Exercise ▸
Transcribe all the entries word for word, skipping the pictures.

Entries from a visual dataset
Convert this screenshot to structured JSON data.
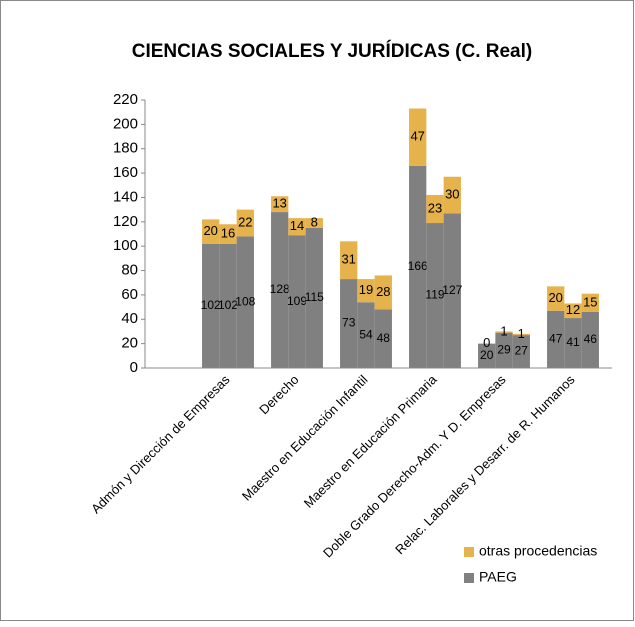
{
  "chart_data": {
    "type": "stacked_bar",
    "title": "CIENCIAS SOCIALES Y JURÍDICAS (C. Real)",
    "categories": [
      null,
      "Admón y Dirección de Empresas",
      null,
      null,
      "Derecho",
      null,
      null,
      "Maestro en Educación Infantil",
      null,
      null,
      "Maestro en Educación Primaria",
      null,
      null,
      "Doble Grado Derecho-Adm. Y D. Empresas",
      null,
      null,
      "Relac. Laborales y Desarr. de R. Humanos",
      null
    ],
    "series": [
      {
        "name": "PAEG",
        "color": "#808080",
        "values": [
          102,
          102,
          108,
          128,
          109,
          115,
          73,
          54,
          48,
          166,
          119,
          127,
          20,
          29,
          27,
          47,
          41,
          46
        ]
      },
      {
        "name": "otras procedencias",
        "color": "#e6b24c",
        "values": [
          20,
          16,
          22,
          13,
          14,
          8,
          31,
          19,
          28,
          47,
          23,
          30,
          0,
          1,
          1,
          20,
          12,
          15
        ]
      }
    ],
    "ylim": [
      0,
      220
    ],
    "yticks": [
      0,
      20,
      40,
      60,
      80,
      100,
      120,
      140,
      160,
      180,
      200,
      220
    ],
    "legend": "bottom-right"
  }
}
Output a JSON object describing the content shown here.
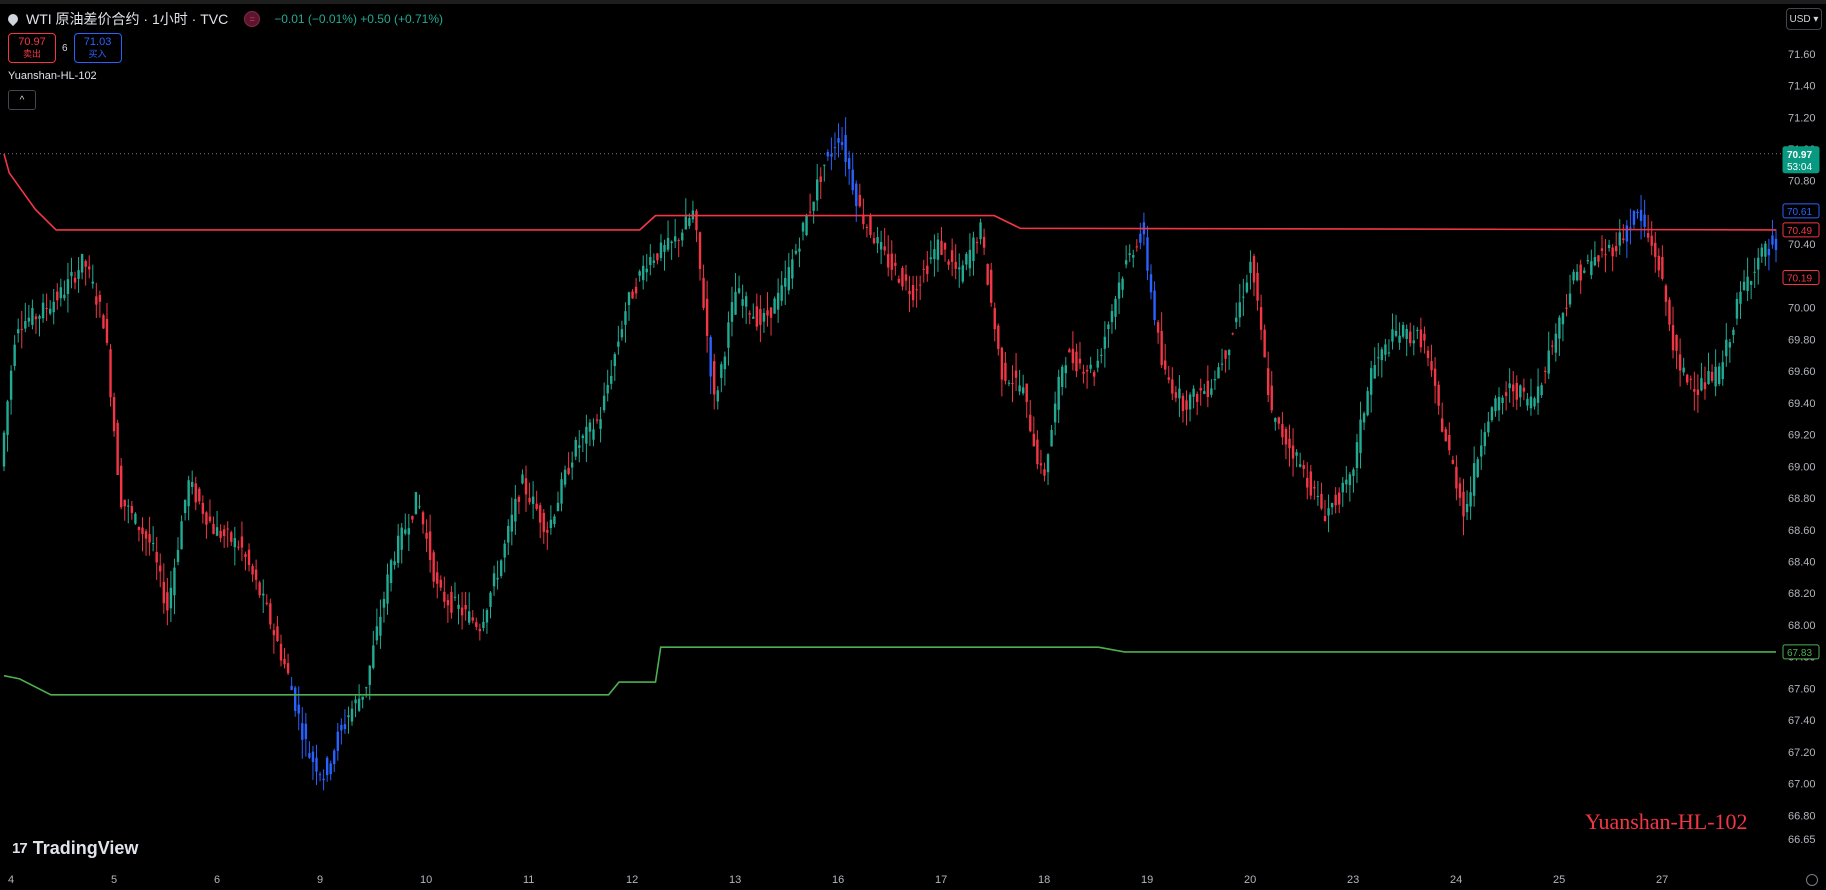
{
  "header": {
    "title": "WTI 原油差价合约 · 1小时 · TVC",
    "status_icon": "circle-equals-icon",
    "change": "−0.01 (−0.01%) +0.50 (+0.71%)"
  },
  "trade": {
    "sell_price": "70.97",
    "sell_label": "卖出",
    "spread": "6",
    "buy_price": "71.03",
    "buy_label": "买入"
  },
  "indicator": {
    "name": "Yuanshan-HL-102",
    "collapse_glyph": "^"
  },
  "currency": "USD",
  "watermark": "Yuanshan-HL-102",
  "brand": {
    "icon": "tradingview-logo-icon",
    "mark": "17",
    "name": "TradingView"
  },
  "colors": {
    "up": "#22ab94",
    "down": "#f23645",
    "signal": "#2962ff",
    "upper_line": "#f23645",
    "lower_line": "#4caf50"
  },
  "chart_data": {
    "type": "candlestick",
    "ylim": [
      66.55,
      71.75
    ],
    "y_ticks": [
      "71.60",
      "71.40",
      "71.20",
      "71.00",
      "70.80",
      "70.60",
      "70.40",
      "70.20",
      "70.00",
      "69.80",
      "69.60",
      "69.40",
      "69.20",
      "69.00",
      "68.80",
      "68.60",
      "68.40",
      "68.20",
      "68.00",
      "67.80",
      "67.60",
      "67.40",
      "67.20",
      "67.00",
      "66.80",
      "66.65"
    ],
    "x_ticks": [
      "4",
      "5",
      "6",
      "9",
      "10",
      "11",
      "12",
      "13",
      "16",
      "17",
      "18",
      "19",
      "20",
      "23",
      "24",
      "25",
      "27"
    ],
    "price_labels": [
      {
        "value": 70.97,
        "text": "70.97",
        "sub": "53:04",
        "color": "#089981",
        "filled": true
      },
      {
        "value": 70.61,
        "text": "70.61",
        "color": "#2962ff",
        "filled": false
      },
      {
        "value": 70.49,
        "text": "70.49",
        "color": "#f23645",
        "filled": false
      },
      {
        "value": 70.19,
        "text": "70.19",
        "color": "#f23645",
        "filled": false
      },
      {
        "value": 67.83,
        "text": "67.83",
        "color": "#4caf50",
        "filled": false
      }
    ],
    "current_price": 70.97,
    "upper_line": [
      [
        0,
        70.97
      ],
      [
        0.1,
        70.85
      ],
      [
        0.6,
        70.62
      ],
      [
        1,
        70.49
      ],
      [
        12.2,
        70.49
      ],
      [
        12.5,
        70.58
      ],
      [
        19,
        70.58
      ],
      [
        19.5,
        70.5
      ],
      [
        34,
        70.49
      ]
    ],
    "lower_line": [
      [
        0,
        67.68
      ],
      [
        0.3,
        67.66
      ],
      [
        0.9,
        67.56
      ],
      [
        11.6,
        67.56
      ],
      [
        11.8,
        67.64
      ],
      [
        12.5,
        67.64
      ],
      [
        12.6,
        67.86
      ],
      [
        21,
        67.86
      ],
      [
        21.5,
        67.83
      ],
      [
        34,
        67.83
      ]
    ],
    "price_path": [
      [
        0,
        69.0
      ],
      [
        0.3,
        69.9
      ],
      [
        0.7,
        69.95
      ],
      [
        1.2,
        70.1
      ],
      [
        1.6,
        70.3
      ],
      [
        2.0,
        69.9
      ],
      [
        2.3,
        68.8
      ],
      [
        2.9,
        68.5
      ],
      [
        3.2,
        68.1
      ],
      [
        3.6,
        68.9
      ],
      [
        4.1,
        68.6
      ],
      [
        4.6,
        68.5
      ],
      [
        5.1,
        68.1
      ],
      [
        5.5,
        67.7
      ],
      [
        5.9,
        67.2
      ],
      [
        6.2,
        67.05
      ],
      [
        6.6,
        67.4
      ],
      [
        7.0,
        67.6
      ],
      [
        7.5,
        68.4
      ],
      [
        8.0,
        68.8
      ],
      [
        8.4,
        68.2
      ],
      [
        8.8,
        68.1
      ],
      [
        9.2,
        68.0
      ],
      [
        9.6,
        68.4
      ],
      [
        10.0,
        68.9
      ],
      [
        10.5,
        68.6
      ],
      [
        11.0,
        69.1
      ],
      [
        11.5,
        69.3
      ],
      [
        12.0,
        70.0
      ],
      [
        12.4,
        70.3
      ],
      [
        12.9,
        70.4
      ],
      [
        13.3,
        70.6
      ],
      [
        13.7,
        69.4
      ],
      [
        14.1,
        70.1
      ],
      [
        14.6,
        69.9
      ],
      [
        15.0,
        70.1
      ],
      [
        15.4,
        70.5
      ],
      [
        15.8,
        70.9
      ],
      [
        16.1,
        71.1
      ],
      [
        16.5,
        70.6
      ],
      [
        17.0,
        70.3
      ],
      [
        17.5,
        70.1
      ],
      [
        18.0,
        70.4
      ],
      [
        18.4,
        70.2
      ],
      [
        18.8,
        70.5
      ],
      [
        19.2,
        69.6
      ],
      [
        19.6,
        69.5
      ],
      [
        20.0,
        68.9
      ],
      [
        20.4,
        69.7
      ],
      [
        21.0,
        69.6
      ],
      [
        21.5,
        70.2
      ],
      [
        21.9,
        70.5
      ],
      [
        22.3,
        69.6
      ],
      [
        22.7,
        69.4
      ],
      [
        23.2,
        69.5
      ],
      [
        23.6,
        69.8
      ],
      [
        24.0,
        70.3
      ],
      [
        24.4,
        69.3
      ],
      [
        24.8,
        69.1
      ],
      [
        25.4,
        68.7
      ],
      [
        25.9,
        68.9
      ],
      [
        26.3,
        69.6
      ],
      [
        26.8,
        69.85
      ],
      [
        27.3,
        69.8
      ],
      [
        27.7,
        69.2
      ],
      [
        28.1,
        68.7
      ],
      [
        28.5,
        69.3
      ],
      [
        29.0,
        69.5
      ],
      [
        29.4,
        69.4
      ],
      [
        29.8,
        69.8
      ],
      [
        30.2,
        70.2
      ],
      [
        30.6,
        70.3
      ],
      [
        31.0,
        70.4
      ],
      [
        31.4,
        70.6
      ],
      [
        31.8,
        70.3
      ],
      [
        32.2,
        69.6
      ],
      [
        32.6,
        69.5
      ],
      [
        33.0,
        69.6
      ],
      [
        33.4,
        70.1
      ],
      [
        33.7,
        70.3
      ],
      [
        34,
        70.4
      ]
    ],
    "blue_segments": [
      [
        5.5,
        6.6
      ],
      [
        15.8,
        16.4
      ],
      [
        13.5,
        13.6
      ],
      [
        21.8,
        22.1
      ],
      [
        31.1,
        31.5
      ],
      [
        33.8,
        34
      ]
    ],
    "series_count": 34
  }
}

Solution below ▸
Convert this screenshot to structured JSON data.
{
  "chart_data": {
    "type": "stacked_bar",
    "title": "CIENCIAS SOCIALES Y JURÍDICAS (C. Real)",
    "categories": [
      null,
      "Admón y Dirección de Empresas",
      null,
      null,
      "Derecho",
      null,
      null,
      "Maestro en Educación Infantil",
      null,
      null,
      "Maestro en Educación Primaria",
      null,
      null,
      "Doble Grado Derecho-Adm. Y D. Empresas",
      null,
      null,
      "Relac. Laborales y Desarr. de R. Humanos",
      null
    ],
    "series": [
      {
        "name": "PAEG",
        "color": "#808080",
        "values": [
          102,
          102,
          108,
          128,
          109,
          115,
          73,
          54,
          48,
          166,
          119,
          127,
          20,
          29,
          27,
          47,
          41,
          46
        ]
      },
      {
        "name": "otras procedencias",
        "color": "#e6b24c",
        "values": [
          20,
          16,
          22,
          13,
          14,
          8,
          31,
          19,
          28,
          47,
          23,
          30,
          0,
          1,
          1,
          20,
          12,
          15
        ]
      }
    ],
    "ylim": [
      0,
      220
    ],
    "yticks": [
      0,
      20,
      40,
      60,
      80,
      100,
      120,
      140,
      160,
      180,
      200,
      220
    ],
    "legend": "bottom-right"
  }
}
Output a JSON object describing the content shown here.
{
  "header": {
    "title": "WTI 原油差价合约 · 1小时 · TVC",
    "status_icon": "circle-equals-icon",
    "change": "−0.01 (−0.01%) +0.50 (+0.71%)"
  },
  "trade": {
    "sell_price": "70.97",
    "sell_label": "卖出",
    "spread": "6",
    "buy_price": "71.03",
    "buy_label": "买入"
  },
  "indicator": {
    "name": "Yuanshan-HL-102",
    "collapse_glyph": "^"
  },
  "currency": "USD",
  "watermark": "Yuanshan-HL-102",
  "brand": {
    "icon": "tradingview-logo-icon",
    "mark": "17",
    "name": "TradingView"
  },
  "colors": {
    "up": "#22ab94",
    "down": "#f23645",
    "signal": "#2962ff",
    "upper_line": "#f23645",
    "lower_line": "#4caf50"
  },
  "chart_data": {
    "type": "candlestick",
    "ylim": [
      66.55,
      71.75
    ],
    "y_ticks": [
      "71.60",
      "71.40",
      "71.20",
      "71.00",
      "70.80",
      "70.60",
      "70.40",
      "70.20",
      "70.00",
      "69.80",
      "69.60",
      "69.40",
      "69.20",
      "69.00",
      "68.80",
      "68.60",
      "68.40",
      "68.20",
      "68.00",
      "67.80",
      "67.60",
      "67.40",
      "67.20",
      "67.00",
      "66.80",
      "66.65"
    ],
    "x_ticks": [
      "4",
      "5",
      "6",
      "9",
      "10",
      "11",
      "12",
      "13",
      "16",
      "17",
      "18",
      "19",
      "20",
      "23",
      "24",
      "25",
      "27"
    ],
    "price_labels": [
      {
        "value": 70.97,
        "text": "70.97",
        "sub": "53:04",
        "color": "#089981",
        "filled": true
      },
      {
        "value": 70.61,
        "text": "70.61",
        "color": "#2962ff",
        "filled": false
      },
      {
        "value": 70.49,
        "text": "70.49",
        "color": "#f23645",
        "filled": false
      },
      {
        "value": 70.19,
        "text": "70.19",
        "color": "#f23645",
        "filled": false
      },
      {
        "value": 67.83,
        "text": "67.83",
        "color": "#4caf50",
        "filled": false
      }
    ],
    "current_price": 70.97,
    "upper_line": [
      [
        0,
        70.97
      ],
      [
        0.1,
        70.85
      ],
      [
        0.6,
        70.62
      ],
      [
        1,
        70.49
      ],
      [
        12.2,
        70.49
      ],
      [
        12.5,
        70.58
      ],
      [
        19,
        70.58
      ],
      [
        19.5,
        70.5
      ],
      [
        34,
        70.49
      ]
    ],
    "lower_line": [
      [
        0,
        67.68
      ],
      [
        0.3,
        67.66
      ],
      [
        0.9,
        67.56
      ],
      [
        11.6,
        67.56
      ],
      [
        11.8,
        67.64
      ],
      [
        12.5,
        67.64
      ],
      [
        12.6,
        67.86
      ],
      [
        21,
        67.86
      ],
      [
        21.5,
        67.83
      ],
      [
        34,
        67.83
      ]
    ],
    "price_path": [
      [
        0,
        69.0
      ],
      [
        0.3,
        69.9
      ],
      [
        0.7,
        69.95
      ],
      [
        1.2,
        70.1
      ],
      [
        1.6,
        70.3
      ],
      [
        2.0,
        69.9
      ],
      [
        2.3,
        68.8
      ],
      [
        2.9,
        68.5
      ],
      [
        3.2,
        68.1
      ],
      [
        3.6,
        68.9
      ],
      [
        4.1,
        68.6
      ],
      [
        4.6,
        68.5
      ],
      [
        5.1,
        68.1
      ],
      [
        5.5,
        67.7
      ],
      [
        5.9,
        67.2
      ],
      [
        6.2,
        67.05
      ],
      [
        6.6,
        67.4
      ],
      [
        7.0,
        67.6
      ],
      [
        7.5,
        68.4
      ],
      [
        8.0,
        68.8
      ],
      [
        8.4,
        68.2
      ],
      [
        8.8,
        68.1
      ],
      [
        9.2,
        68.0
      ],
      [
        9.6,
        68.4
      ],
      [
        10.0,
        68.9
      ],
      [
        10.5,
        68.6
      ],
      [
        11.0,
        69.1
      ],
      [
        11.5,
        69.3
      ],
      [
        12.0,
        70.0
      ],
      [
        12.4,
        70.3
      ],
      [
        12.9,
        70.4
      ],
      [
        13.3,
        70.6
      ],
      [
        13.7,
        69.4
      ],
      [
        14.1,
        70.1
      ],
      [
        14.6,
        69.9
      ],
      [
        15.0,
        70.1
      ],
      [
        15.4,
        70.5
      ],
      [
        15.8,
        70.9
      ],
      [
        16.1,
        71.1
      ],
      [
        16.5,
        70.6
      ],
      [
        17.0,
        70.3
      ],
      [
        17.5,
        70.1
      ],
      [
        18.0,
        70.4
      ],
      [
        18.4,
        70.2
      ],
      [
        18.8,
        70.5
      ],
      [
        19.2,
        69.6
      ],
      [
        19.6,
        69.5
      ],
      [
        20.0,
        68.9
      ],
      [
        20.4,
        69.7
      ],
      [
        21.0,
        69.6
      ],
      [
        21.5,
        70.2
      ],
      [
        21.9,
        70.5
      ],
      [
        22.3,
        69.6
      ],
      [
        22.7,
        69.4
      ],
      [
        23.2,
        69.5
      ],
      [
        23.6,
        69.8
      ],
      [
        24.0,
        70.3
      ],
      [
        24.4,
        69.3
      ],
      [
        24.8,
        69.1
      ],
      [
        25.4,
        68.7
      ],
      [
        25.9,
        68.9
      ],
      [
        26.3,
        69.6
      ],
      [
        26.8,
        69.85
      ],
      [
        27.3,
        69.8
      ],
      [
        27.7,
        69.2
      ],
      [
        28.1,
        68.7
      ],
      [
        28.5,
        69.3
      ],
      [
        29.0,
        69.5
      ],
      [
        29.4,
        69.4
      ],
      [
        29.8,
        69.8
      ],
      [
        30.2,
        70.2
      ],
      [
        30.6,
        70.3
      ],
      [
        31.0,
        70.4
      ],
      [
        31.4,
        70.6
      ],
      [
        31.8,
        70.3
      ],
      [
        32.2,
        69.6
      ],
      [
        32.6,
        69.5
      ],
      [
        33.0,
        69.6
      ],
      [
        33.4,
        70.1
      ],
      [
        33.7,
        70.3
      ],
      [
        34,
        70.4
      ]
    ],
    "blue_segments": [
      [
        5.5,
        6.6
      ],
      [
        15.8,
        16.4
      ],
      [
        13.5,
        13.6
      ],
      [
        21.8,
        22.1
      ],
      [
        31.1,
        31.5
      ],
      [
        33.8,
        34
      ]
    ],
    "series_count": 34
  }
}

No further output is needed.